* Start Data entries *

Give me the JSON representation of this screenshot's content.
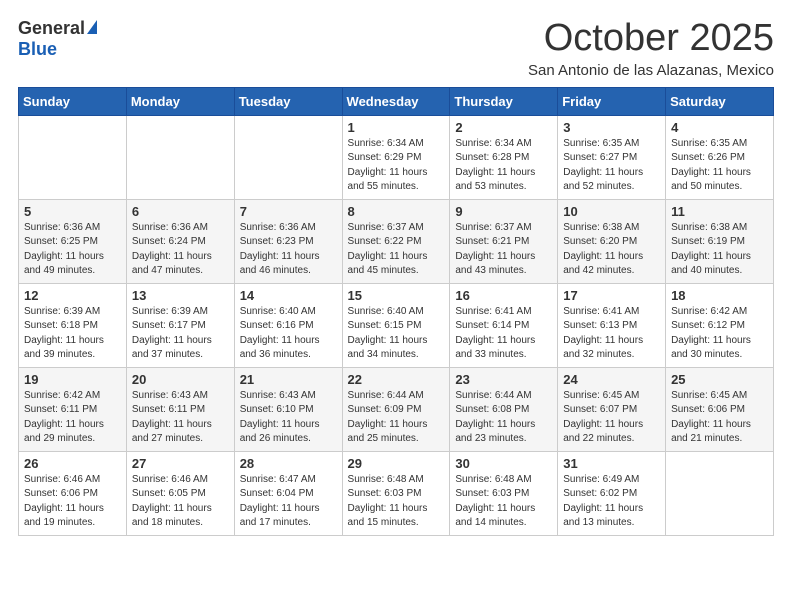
{
  "header": {
    "logo_general": "General",
    "logo_blue": "Blue",
    "month_title": "October 2025",
    "location": "San Antonio de las Alazanas, Mexico"
  },
  "days_of_week": [
    "Sunday",
    "Monday",
    "Tuesday",
    "Wednesday",
    "Thursday",
    "Friday",
    "Saturday"
  ],
  "weeks": [
    [
      {
        "day": "",
        "info": ""
      },
      {
        "day": "",
        "info": ""
      },
      {
        "day": "",
        "info": ""
      },
      {
        "day": "1",
        "info": "Sunrise: 6:34 AM\nSunset: 6:29 PM\nDaylight: 11 hours\nand 55 minutes."
      },
      {
        "day": "2",
        "info": "Sunrise: 6:34 AM\nSunset: 6:28 PM\nDaylight: 11 hours\nand 53 minutes."
      },
      {
        "day": "3",
        "info": "Sunrise: 6:35 AM\nSunset: 6:27 PM\nDaylight: 11 hours\nand 52 minutes."
      },
      {
        "day": "4",
        "info": "Sunrise: 6:35 AM\nSunset: 6:26 PM\nDaylight: 11 hours\nand 50 minutes."
      }
    ],
    [
      {
        "day": "5",
        "info": "Sunrise: 6:36 AM\nSunset: 6:25 PM\nDaylight: 11 hours\nand 49 minutes."
      },
      {
        "day": "6",
        "info": "Sunrise: 6:36 AM\nSunset: 6:24 PM\nDaylight: 11 hours\nand 47 minutes."
      },
      {
        "day": "7",
        "info": "Sunrise: 6:36 AM\nSunset: 6:23 PM\nDaylight: 11 hours\nand 46 minutes."
      },
      {
        "day": "8",
        "info": "Sunrise: 6:37 AM\nSunset: 6:22 PM\nDaylight: 11 hours\nand 45 minutes."
      },
      {
        "day": "9",
        "info": "Sunrise: 6:37 AM\nSunset: 6:21 PM\nDaylight: 11 hours\nand 43 minutes."
      },
      {
        "day": "10",
        "info": "Sunrise: 6:38 AM\nSunset: 6:20 PM\nDaylight: 11 hours\nand 42 minutes."
      },
      {
        "day": "11",
        "info": "Sunrise: 6:38 AM\nSunset: 6:19 PM\nDaylight: 11 hours\nand 40 minutes."
      }
    ],
    [
      {
        "day": "12",
        "info": "Sunrise: 6:39 AM\nSunset: 6:18 PM\nDaylight: 11 hours\nand 39 minutes."
      },
      {
        "day": "13",
        "info": "Sunrise: 6:39 AM\nSunset: 6:17 PM\nDaylight: 11 hours\nand 37 minutes."
      },
      {
        "day": "14",
        "info": "Sunrise: 6:40 AM\nSunset: 6:16 PM\nDaylight: 11 hours\nand 36 minutes."
      },
      {
        "day": "15",
        "info": "Sunrise: 6:40 AM\nSunset: 6:15 PM\nDaylight: 11 hours\nand 34 minutes."
      },
      {
        "day": "16",
        "info": "Sunrise: 6:41 AM\nSunset: 6:14 PM\nDaylight: 11 hours\nand 33 minutes."
      },
      {
        "day": "17",
        "info": "Sunrise: 6:41 AM\nSunset: 6:13 PM\nDaylight: 11 hours\nand 32 minutes."
      },
      {
        "day": "18",
        "info": "Sunrise: 6:42 AM\nSunset: 6:12 PM\nDaylight: 11 hours\nand 30 minutes."
      }
    ],
    [
      {
        "day": "19",
        "info": "Sunrise: 6:42 AM\nSunset: 6:11 PM\nDaylight: 11 hours\nand 29 minutes."
      },
      {
        "day": "20",
        "info": "Sunrise: 6:43 AM\nSunset: 6:11 PM\nDaylight: 11 hours\nand 27 minutes."
      },
      {
        "day": "21",
        "info": "Sunrise: 6:43 AM\nSunset: 6:10 PM\nDaylight: 11 hours\nand 26 minutes."
      },
      {
        "day": "22",
        "info": "Sunrise: 6:44 AM\nSunset: 6:09 PM\nDaylight: 11 hours\nand 25 minutes."
      },
      {
        "day": "23",
        "info": "Sunrise: 6:44 AM\nSunset: 6:08 PM\nDaylight: 11 hours\nand 23 minutes."
      },
      {
        "day": "24",
        "info": "Sunrise: 6:45 AM\nSunset: 6:07 PM\nDaylight: 11 hours\nand 22 minutes."
      },
      {
        "day": "25",
        "info": "Sunrise: 6:45 AM\nSunset: 6:06 PM\nDaylight: 11 hours\nand 21 minutes."
      }
    ],
    [
      {
        "day": "26",
        "info": "Sunrise: 6:46 AM\nSunset: 6:06 PM\nDaylight: 11 hours\nand 19 minutes."
      },
      {
        "day": "27",
        "info": "Sunrise: 6:46 AM\nSunset: 6:05 PM\nDaylight: 11 hours\nand 18 minutes."
      },
      {
        "day": "28",
        "info": "Sunrise: 6:47 AM\nSunset: 6:04 PM\nDaylight: 11 hours\nand 17 minutes."
      },
      {
        "day": "29",
        "info": "Sunrise: 6:48 AM\nSunset: 6:03 PM\nDaylight: 11 hours\nand 15 minutes."
      },
      {
        "day": "30",
        "info": "Sunrise: 6:48 AM\nSunset: 6:03 PM\nDaylight: 11 hours\nand 14 minutes."
      },
      {
        "day": "31",
        "info": "Sunrise: 6:49 AM\nSunset: 6:02 PM\nDaylight: 11 hours\nand 13 minutes."
      },
      {
        "day": "",
        "info": ""
      }
    ]
  ]
}
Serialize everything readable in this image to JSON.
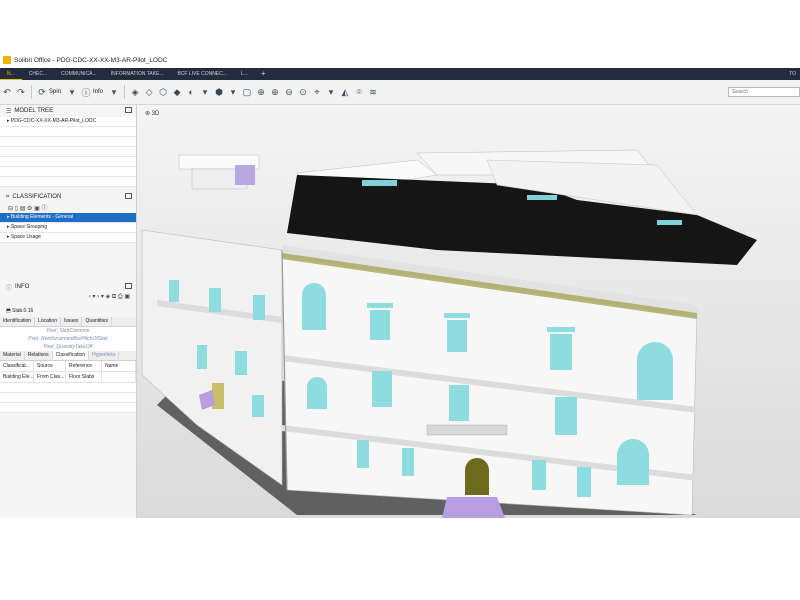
{
  "app": {
    "title": "Solibri Office - PDG-CDC-XX-XX-M3-AR-Pilot_LODC",
    "tabs": [
      "N...",
      "CHEC...",
      "COMMUNICA...",
      "INFORMATION TAKE...",
      "BCF LIVE CONNEC...",
      "L..."
    ],
    "tab_plus": "+",
    "right_label": "TO"
  },
  "toolbar": {
    "spin_label": "Spin",
    "info_label": "Info",
    "search_placeholder": "Search"
  },
  "model_tree": {
    "title": "MODEL TREE",
    "items": [
      "PDG-CDC-XX-XX-M3-AR-Pilot_LODC"
    ]
  },
  "classification": {
    "title": "CLASSIFICATION",
    "items": [
      "Building Elements - General",
      "Space Grouping",
      "Space Usage"
    ]
  },
  "info": {
    "title": "INFO",
    "selected": "Slab.0.16",
    "tabs": [
      "Identification",
      "Location",
      "Issues",
      "Quantities"
    ],
    "links": [
      "Pset_SlabCommon",
      "Pset_ReinforcementBarPitchOfSlab",
      "Pset_QuantityTakeOff"
    ],
    "tabs2": [
      "Material",
      "Relations",
      "Classification",
      "Hyperlinks"
    ],
    "columns": [
      "Classificat...",
      "Source",
      "Reference",
      "Name"
    ],
    "rows": [
      [
        "Building Ele...",
        "From Clas...",
        "Floor Slabs",
        ""
      ]
    ]
  },
  "viewport": {
    "label": "3D"
  }
}
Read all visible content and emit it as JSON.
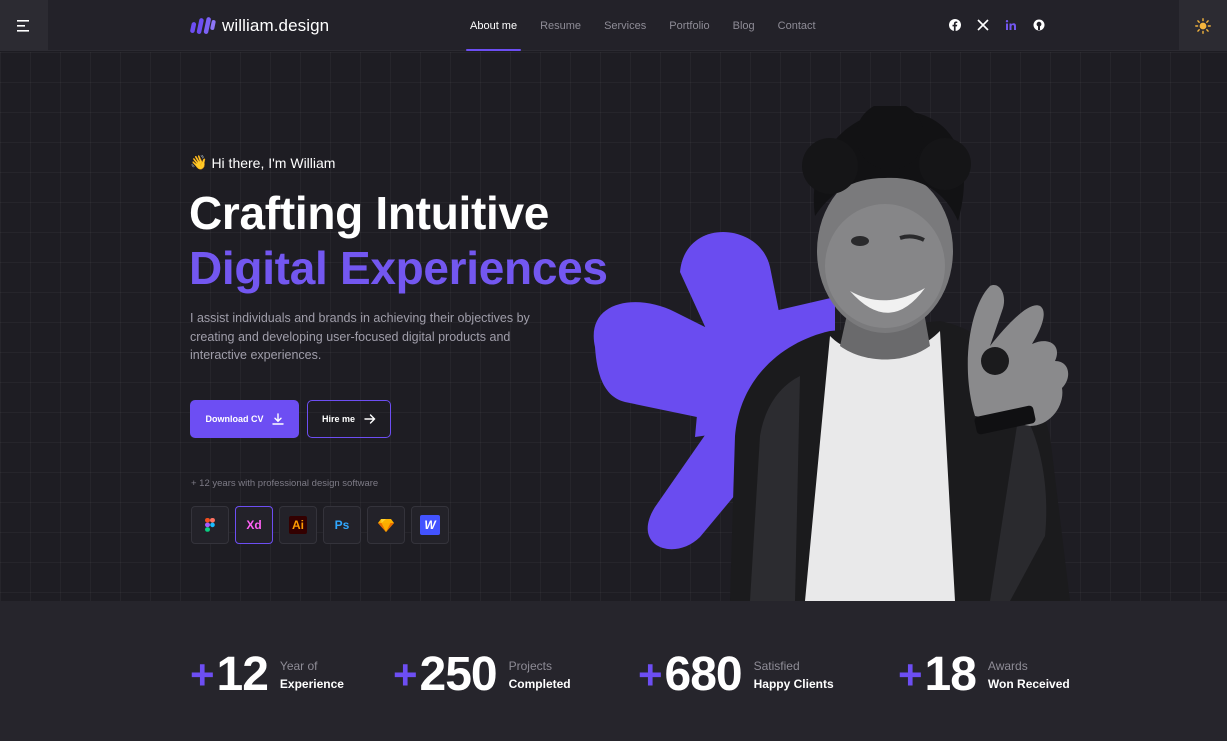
{
  "header": {
    "logo_text": "william.design",
    "nav": [
      {
        "label": "About me",
        "active": true
      },
      {
        "label": "Resume",
        "active": false
      },
      {
        "label": "Services",
        "active": false
      },
      {
        "label": "Portfolio",
        "active": false
      },
      {
        "label": "Blog",
        "active": false
      },
      {
        "label": "Contact",
        "active": false
      }
    ],
    "socials": [
      "facebook-icon",
      "x-icon",
      "linkedin-icon",
      "github-icon"
    ],
    "menu_icon": "hamburger-icon",
    "theme_icon": "sun-icon"
  },
  "hero": {
    "greeting_emoji": "👋",
    "greeting": "Hi there, I'm William",
    "headline_line1": "Crafting Intuitive",
    "headline_line2": "Digital Experiences",
    "intro": "I assist individuals and brands in achieving their objectives by creating and developing user-focused digital products and interactive experiences.",
    "download_label": "Download CV",
    "hire_label": "Hire me",
    "software_note": "+ 12 years with professional design software",
    "tools": [
      {
        "name": "figma-icon",
        "glyph": "",
        "active": false
      },
      {
        "name": "adobe-xd-icon",
        "glyph": "Xd",
        "active": true
      },
      {
        "name": "adobe-illustrator-icon",
        "glyph": "Ai",
        "active": false
      },
      {
        "name": "adobe-photoshop-icon",
        "glyph": "Ps",
        "active": false
      },
      {
        "name": "sketch-icon",
        "glyph": "",
        "active": false
      },
      {
        "name": "webflow-icon",
        "glyph": "W",
        "active": false
      }
    ]
  },
  "stats": [
    {
      "plus": "+",
      "number": "12",
      "line1": "Year of",
      "line2": "Experience"
    },
    {
      "plus": "+",
      "number": "250",
      "line1": "Projects",
      "line2": "Completed"
    },
    {
      "plus": "+",
      "number": "680",
      "line1": "Satisfied",
      "line2": "Happy Clients"
    },
    {
      "plus": "+",
      "number": "18",
      "line1": "Awards",
      "line2": "Won Received"
    }
  ],
  "colors": {
    "accent": "#6d4ef3",
    "background": "#1e1d23",
    "stats_background": "#26252c"
  }
}
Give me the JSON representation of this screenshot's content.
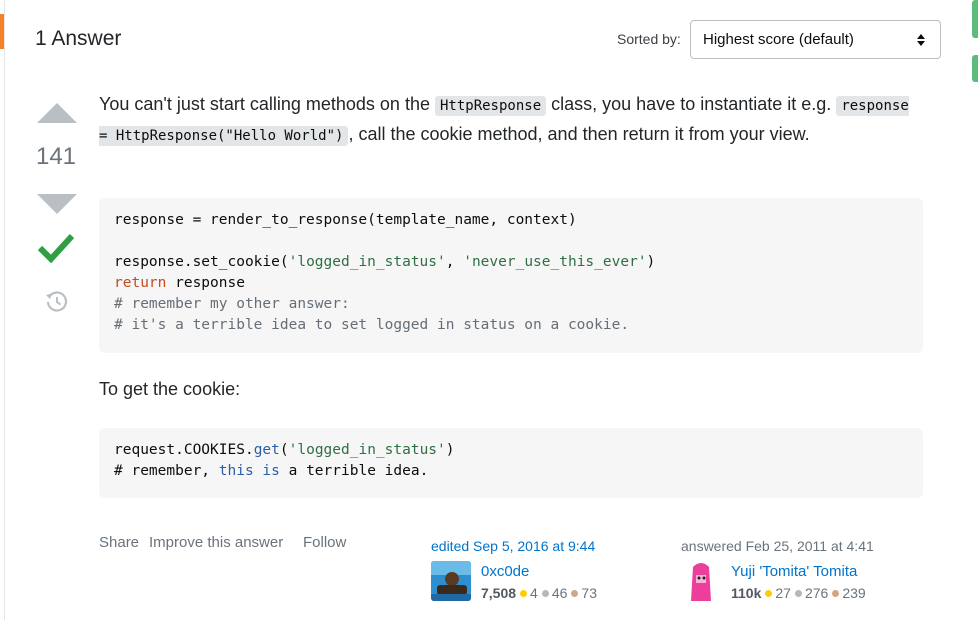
{
  "answers_header": {
    "title": "1 Answer",
    "sorted_label": "Sorted by:",
    "sort_selected": "Highest score (default)"
  },
  "answer": {
    "score": "141",
    "accepted": true,
    "body": {
      "p1_part1": "You can't just start calling methods on the ",
      "p1_code1": "HttpResponse",
      "p1_part2": " class, you have to instantiate it e.g. ",
      "p1_code2": "response = HttpResponse(\"Hello World\")",
      "p1_part3": ", call the cookie method, and then return it from your view.",
      "code1": {
        "line1": "response = render_to_response(template_name, context)",
        "line2_pre": "response.set_cookie(",
        "line2_str1": "'logged_in_status'",
        "line2_mid": ", ",
        "line2_str2": "'never_use_this_ever'",
        "line2_post": ")",
        "line3_kw": "return",
        "line3_rest": " response",
        "line4": "# remember my other answer:",
        "line5": "# it's a terrible idea to set logged in status on a cookie."
      },
      "p2": "To get the cookie:",
      "code2": {
        "line1_pre": "request.COOKIES.",
        "line1_fn": "get",
        "line1_open": "(",
        "line1_str": "'logged_in_status'",
        "line1_close": ")",
        "line2_a": "# remember, ",
        "line2_b": "this",
        "line2_c": " ",
        "line2_d": "is",
        "line2_e": " a terrible idea."
      }
    },
    "menu": {
      "share": "Share",
      "improve": "Improve this answer",
      "follow": "Follow"
    },
    "editor": {
      "label": "edited Sep 5, 2016 at 9:44",
      "name": "0xc0de",
      "reputation": "7,508",
      "gold": "4",
      "silver": "46",
      "bronze": "73"
    },
    "author": {
      "label": "answered Feb 25, 2011 at 4:41",
      "name": "Yuji 'Tomita' Tomita",
      "reputation": "110k",
      "gold": "27",
      "silver": "276",
      "bronze": "239"
    }
  },
  "colors": {
    "accent_orange": "#f48225",
    "link_blue": "#0074cc",
    "accepted_green": "#2f9e44",
    "vote_gray": "#babfc4"
  },
  "icons": [
    "vote-up-icon",
    "vote-down-icon",
    "accepted-check-icon",
    "history-icon",
    "sort-caret-icon"
  ]
}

* End Data entries *

- Exercise description -
Report the number of lines in the listing that include the string "General"; give nothing but the number.

- Task solution -
2